• _Data entries_
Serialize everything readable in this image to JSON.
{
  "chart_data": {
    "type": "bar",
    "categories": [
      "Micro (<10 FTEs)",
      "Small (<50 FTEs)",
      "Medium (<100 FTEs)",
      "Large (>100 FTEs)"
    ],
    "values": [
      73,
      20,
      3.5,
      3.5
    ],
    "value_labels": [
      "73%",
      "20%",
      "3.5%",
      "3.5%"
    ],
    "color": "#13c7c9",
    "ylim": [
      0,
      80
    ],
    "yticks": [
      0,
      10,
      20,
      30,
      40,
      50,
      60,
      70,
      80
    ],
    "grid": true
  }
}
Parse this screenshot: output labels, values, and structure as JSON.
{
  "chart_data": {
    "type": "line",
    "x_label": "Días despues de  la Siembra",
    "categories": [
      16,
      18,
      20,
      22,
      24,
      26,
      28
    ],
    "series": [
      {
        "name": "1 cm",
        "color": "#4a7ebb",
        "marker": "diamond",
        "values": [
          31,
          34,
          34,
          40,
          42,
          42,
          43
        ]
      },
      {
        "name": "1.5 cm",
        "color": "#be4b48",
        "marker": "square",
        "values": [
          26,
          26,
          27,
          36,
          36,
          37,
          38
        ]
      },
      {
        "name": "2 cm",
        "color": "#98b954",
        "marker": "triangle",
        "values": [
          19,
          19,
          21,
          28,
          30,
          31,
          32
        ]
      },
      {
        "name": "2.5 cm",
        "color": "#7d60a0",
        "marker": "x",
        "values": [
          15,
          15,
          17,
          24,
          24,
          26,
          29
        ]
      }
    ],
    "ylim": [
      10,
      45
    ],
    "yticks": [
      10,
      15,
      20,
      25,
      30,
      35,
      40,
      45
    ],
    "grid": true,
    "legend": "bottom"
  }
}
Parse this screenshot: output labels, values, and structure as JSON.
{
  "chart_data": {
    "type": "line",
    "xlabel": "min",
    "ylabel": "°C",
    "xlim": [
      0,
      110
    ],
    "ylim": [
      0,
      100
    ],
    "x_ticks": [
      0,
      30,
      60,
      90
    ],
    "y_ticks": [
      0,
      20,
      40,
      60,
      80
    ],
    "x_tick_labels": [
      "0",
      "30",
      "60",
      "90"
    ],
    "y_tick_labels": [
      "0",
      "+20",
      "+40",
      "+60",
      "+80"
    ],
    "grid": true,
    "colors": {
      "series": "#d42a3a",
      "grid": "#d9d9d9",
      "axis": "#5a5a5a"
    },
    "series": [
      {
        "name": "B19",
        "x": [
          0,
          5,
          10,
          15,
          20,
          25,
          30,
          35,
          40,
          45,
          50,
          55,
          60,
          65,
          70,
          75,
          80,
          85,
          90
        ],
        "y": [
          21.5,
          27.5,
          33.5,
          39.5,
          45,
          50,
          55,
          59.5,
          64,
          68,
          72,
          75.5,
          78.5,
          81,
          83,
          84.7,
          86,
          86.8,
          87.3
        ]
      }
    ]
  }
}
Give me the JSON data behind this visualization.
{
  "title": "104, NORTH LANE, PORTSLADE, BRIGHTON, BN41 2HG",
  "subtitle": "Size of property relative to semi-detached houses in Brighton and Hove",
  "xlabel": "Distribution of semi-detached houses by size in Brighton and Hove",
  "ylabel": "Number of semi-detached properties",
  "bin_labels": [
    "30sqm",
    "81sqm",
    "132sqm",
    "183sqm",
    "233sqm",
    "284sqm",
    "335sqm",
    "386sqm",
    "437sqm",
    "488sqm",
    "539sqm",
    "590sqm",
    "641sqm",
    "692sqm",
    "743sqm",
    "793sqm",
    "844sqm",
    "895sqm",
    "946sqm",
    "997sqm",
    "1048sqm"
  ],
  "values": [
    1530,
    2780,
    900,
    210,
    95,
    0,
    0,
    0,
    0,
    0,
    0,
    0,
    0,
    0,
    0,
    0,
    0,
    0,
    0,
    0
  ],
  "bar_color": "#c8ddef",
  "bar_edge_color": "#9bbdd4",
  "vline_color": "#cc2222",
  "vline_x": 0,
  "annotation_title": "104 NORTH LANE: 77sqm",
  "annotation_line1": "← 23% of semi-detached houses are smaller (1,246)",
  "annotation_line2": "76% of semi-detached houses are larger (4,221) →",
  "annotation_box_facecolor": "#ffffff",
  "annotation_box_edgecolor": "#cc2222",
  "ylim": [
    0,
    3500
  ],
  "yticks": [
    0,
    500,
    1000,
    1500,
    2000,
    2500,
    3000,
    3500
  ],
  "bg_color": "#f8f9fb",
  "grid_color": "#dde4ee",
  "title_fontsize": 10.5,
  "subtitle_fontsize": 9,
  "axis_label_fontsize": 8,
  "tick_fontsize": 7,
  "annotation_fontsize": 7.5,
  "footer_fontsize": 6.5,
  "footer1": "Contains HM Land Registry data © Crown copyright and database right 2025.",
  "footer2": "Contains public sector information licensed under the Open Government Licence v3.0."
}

• _Problem to work on_
Among the lines of the material, find those that hold the word "this" and copy them.

• _Complete answer_
Serialize everything readable in this image to JSON.
Parse this screenshot: output labels, values, and structure as JSON.
Parse this screenshot: output labels, values, and structure as JSON.
Give me the JSON data behind this visualization.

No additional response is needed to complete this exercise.